— Instructions for the task —
Find the lines below that contain the string "Progenitors". Copy each one.

Figure dataset records:
====

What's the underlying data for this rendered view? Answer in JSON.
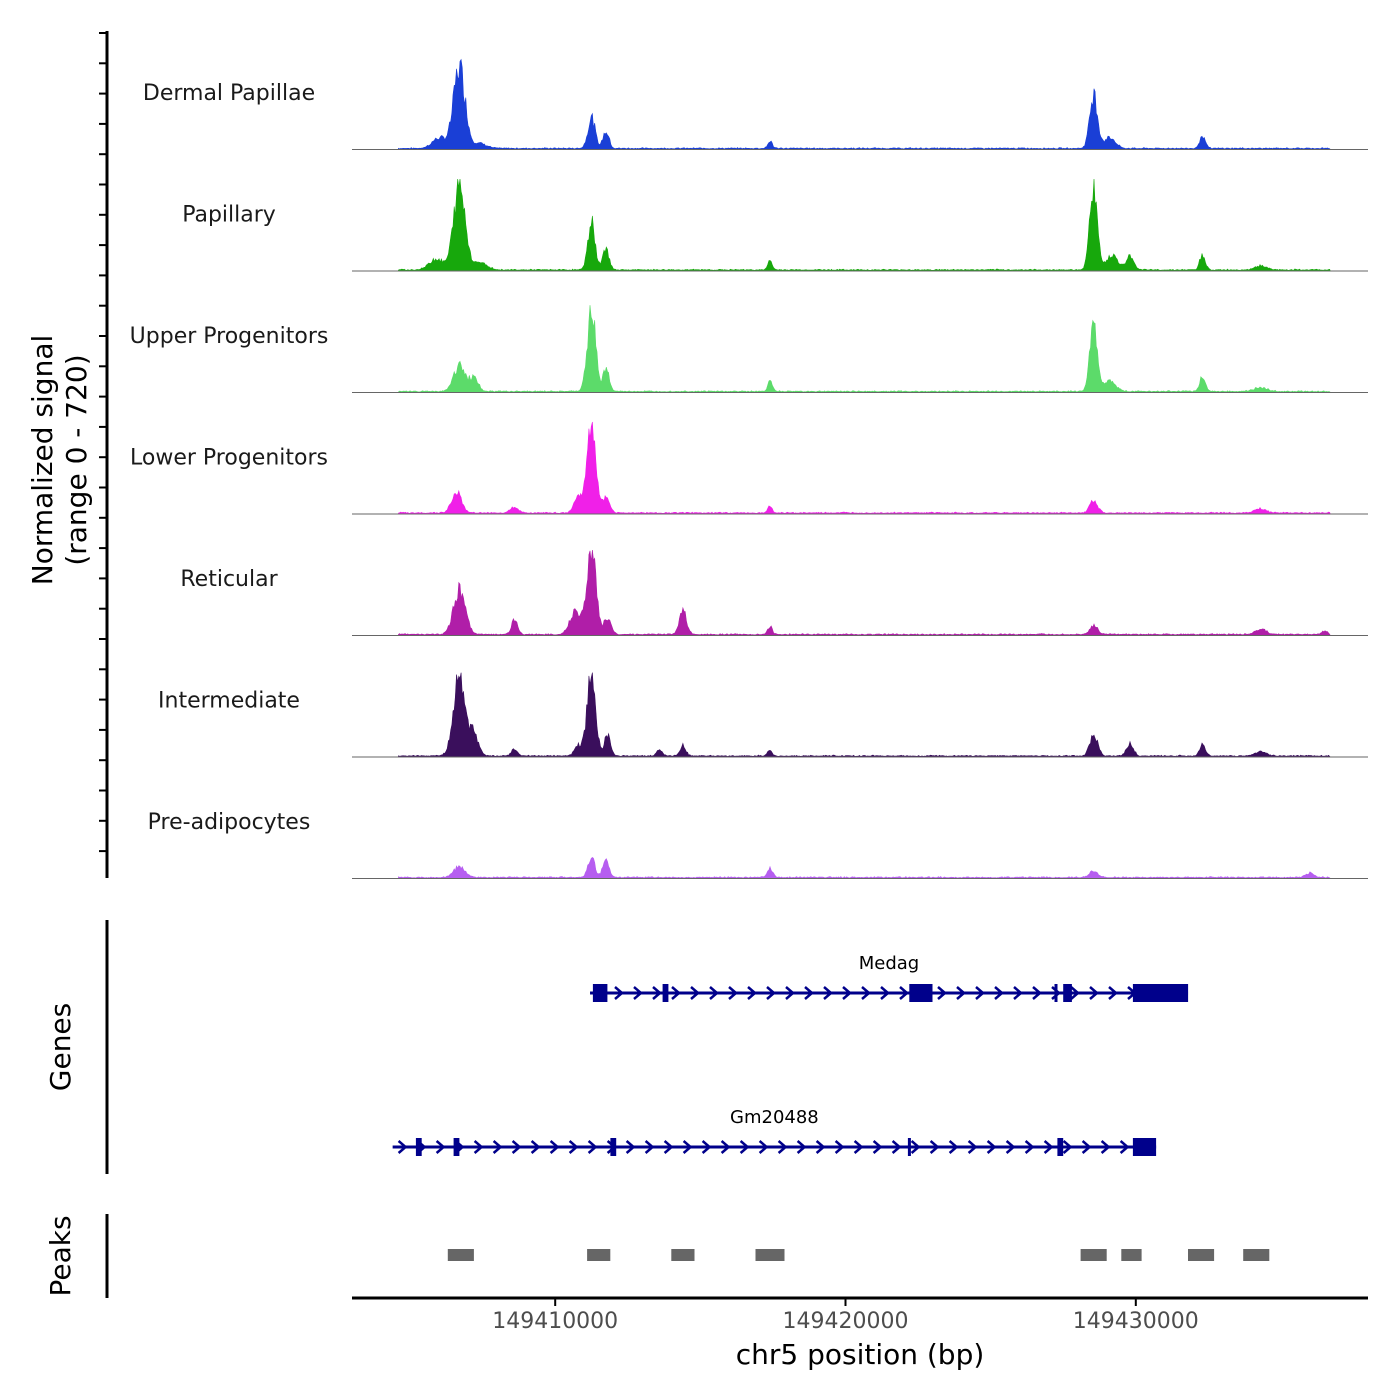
{
  "chart_data": {
    "type": "area",
    "title": "",
    "xlabel": "chr5 position (bp)",
    "ylabel": "Normalized signal\n(range 0 - 720)",
    "ylabel_lines": [
      "Normalized signal",
      "(range 0 - 720)"
    ],
    "xlim": [
      149403000,
      149438000
    ],
    "signal_extent": [
      149404600,
      149436700
    ],
    "ylim": [
      0,
      720
    ],
    "x_ticks": [
      149410000,
      149420000,
      149430000
    ],
    "x_tick_labels": [
      "149410000",
      "149420000",
      "149430000"
    ],
    "series": [
      {
        "name": "Dermal Papillae",
        "color": "#1a3fd6",
        "peaks": [
          {
            "pos": 149406700,
            "height": 0.95,
            "width": 420
          },
          {
            "pos": 149406000,
            "height": 0.12,
            "width": 500
          },
          {
            "pos": 149407400,
            "height": 0.06,
            "width": 500
          },
          {
            "pos": 149411250,
            "height": 0.36,
            "width": 260
          },
          {
            "pos": 149411750,
            "height": 0.2,
            "width": 220
          },
          {
            "pos": 149417400,
            "height": 0.09,
            "width": 160
          },
          {
            "pos": 149428550,
            "height": 0.63,
            "width": 280
          },
          {
            "pos": 149429100,
            "height": 0.13,
            "width": 400
          },
          {
            "pos": 149432300,
            "height": 0.15,
            "width": 200
          }
        ]
      },
      {
        "name": "Papillary",
        "color": "#17a80c",
        "peaks": [
          {
            "pos": 149406700,
            "height": 0.98,
            "width": 420
          },
          {
            "pos": 149405900,
            "height": 0.13,
            "width": 500
          },
          {
            "pos": 149407400,
            "height": 0.09,
            "width": 500
          },
          {
            "pos": 149411250,
            "height": 0.55,
            "width": 260
          },
          {
            "pos": 149411750,
            "height": 0.26,
            "width": 220
          },
          {
            "pos": 149417400,
            "height": 0.1,
            "width": 160
          },
          {
            "pos": 149428550,
            "height": 0.96,
            "width": 280
          },
          {
            "pos": 149429200,
            "height": 0.18,
            "width": 400
          },
          {
            "pos": 149429800,
            "height": 0.18,
            "width": 250
          },
          {
            "pos": 149432300,
            "height": 0.17,
            "width": 200
          },
          {
            "pos": 149434300,
            "height": 0.05,
            "width": 400
          }
        ]
      },
      {
        "name": "Upper Progenitors",
        "color": "#5cdb6a",
        "peaks": [
          {
            "pos": 149406700,
            "height": 0.3,
            "width": 420
          },
          {
            "pos": 149407200,
            "height": 0.16,
            "width": 300
          },
          {
            "pos": 149411250,
            "height": 0.95,
            "width": 300
          },
          {
            "pos": 149411750,
            "height": 0.28,
            "width": 220
          },
          {
            "pos": 149417400,
            "height": 0.13,
            "width": 160
          },
          {
            "pos": 149428550,
            "height": 0.74,
            "width": 280
          },
          {
            "pos": 149429100,
            "height": 0.13,
            "width": 400
          },
          {
            "pos": 149432300,
            "height": 0.18,
            "width": 200
          },
          {
            "pos": 149434300,
            "height": 0.04,
            "width": 500
          }
        ]
      },
      {
        "name": "Lower Progenitors",
        "color": "#f020e8",
        "peaks": [
          {
            "pos": 149406600,
            "height": 0.25,
            "width": 350
          },
          {
            "pos": 149408600,
            "height": 0.07,
            "width": 300
          },
          {
            "pos": 149411250,
            "height": 1.0,
            "width": 320
          },
          {
            "pos": 149410800,
            "height": 0.2,
            "width": 300
          },
          {
            "pos": 149411750,
            "height": 0.18,
            "width": 260
          },
          {
            "pos": 149417400,
            "height": 0.08,
            "width": 160
          },
          {
            "pos": 149428550,
            "height": 0.15,
            "width": 280
          },
          {
            "pos": 149434300,
            "height": 0.05,
            "width": 400
          }
        ]
      },
      {
        "name": "Reticular",
        "color": "#b01ea8",
        "peaks": [
          {
            "pos": 149406700,
            "height": 0.52,
            "width": 420
          },
          {
            "pos": 149408600,
            "height": 0.17,
            "width": 220
          },
          {
            "pos": 149411250,
            "height": 1.0,
            "width": 320
          },
          {
            "pos": 149410700,
            "height": 0.28,
            "width": 380
          },
          {
            "pos": 149411800,
            "height": 0.18,
            "width": 260
          },
          {
            "pos": 149414400,
            "height": 0.28,
            "width": 260
          },
          {
            "pos": 149417400,
            "height": 0.09,
            "width": 160
          },
          {
            "pos": 149428550,
            "height": 0.1,
            "width": 280
          },
          {
            "pos": 149434300,
            "height": 0.06,
            "width": 400
          },
          {
            "pos": 149436500,
            "height": 0.04,
            "width": 200
          }
        ]
      },
      {
        "name": "Intermediate",
        "color": "#3a0f5c",
        "peaks": [
          {
            "pos": 149406700,
            "height": 0.92,
            "width": 420
          },
          {
            "pos": 149407200,
            "height": 0.25,
            "width": 320
          },
          {
            "pos": 149408600,
            "height": 0.08,
            "width": 220
          },
          {
            "pos": 149411250,
            "height": 1.0,
            "width": 300
          },
          {
            "pos": 149410800,
            "height": 0.12,
            "width": 280
          },
          {
            "pos": 149411800,
            "height": 0.25,
            "width": 220
          },
          {
            "pos": 149413600,
            "height": 0.08,
            "width": 200
          },
          {
            "pos": 149414400,
            "height": 0.12,
            "width": 200
          },
          {
            "pos": 149417400,
            "height": 0.07,
            "width": 160
          },
          {
            "pos": 149428550,
            "height": 0.26,
            "width": 280
          },
          {
            "pos": 149429800,
            "height": 0.15,
            "width": 250
          },
          {
            "pos": 149432300,
            "height": 0.13,
            "width": 200
          },
          {
            "pos": 149434300,
            "height": 0.05,
            "width": 400
          }
        ]
      },
      {
        "name": "Pre-adipocytes",
        "color": "#b65ef0",
        "peaks": [
          {
            "pos": 149406700,
            "height": 0.12,
            "width": 420
          },
          {
            "pos": 149411250,
            "height": 0.25,
            "width": 240
          },
          {
            "pos": 149411750,
            "height": 0.22,
            "width": 220
          },
          {
            "pos": 149417400,
            "height": 0.1,
            "width": 200
          },
          {
            "pos": 149428550,
            "height": 0.08,
            "width": 280
          },
          {
            "pos": 149436000,
            "height": 0.05,
            "width": 300
          }
        ]
      }
    ],
    "genes_track_label": "Genes",
    "genes": [
      {
        "name": "Medag",
        "color": "#00008b",
        "start": 149411200,
        "end": 149431800,
        "strand": "+",
        "exons": [
          [
            149411300,
            149411800
          ],
          [
            149413700,
            149413900
          ],
          [
            149422200,
            149423000
          ],
          [
            149427200,
            149427300
          ],
          [
            149427500,
            149427800
          ],
          [
            149429900,
            149431800
          ]
        ]
      },
      {
        "name": "Gm20488",
        "color": "#00008b",
        "start": 149404400,
        "end": 149430700,
        "strand": "+",
        "exons": [
          [
            149405200,
            149405400
          ],
          [
            149406500,
            149406700
          ],
          [
            149411900,
            149412100
          ],
          [
            149422150,
            149422200
          ],
          [
            149427300,
            149427500
          ],
          [
            149429900,
            149430700
          ]
        ]
      }
    ],
    "peaks_track_label": "Peaks",
    "peak_color": "#666666",
    "peak_regions": [
      [
        149406300,
        149407200
      ],
      [
        149411100,
        149411900
      ],
      [
        149414000,
        149414800
      ],
      [
        149416900,
        149417900
      ],
      [
        149428100,
        149429000
      ],
      [
        149429500,
        149430200
      ],
      [
        149431800,
        149432700
      ],
      [
        149433700,
        149434600
      ]
    ]
  }
}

====

— Exercise output —
        "name": "Upper Progenitors",
        "name": "Lower Progenitors",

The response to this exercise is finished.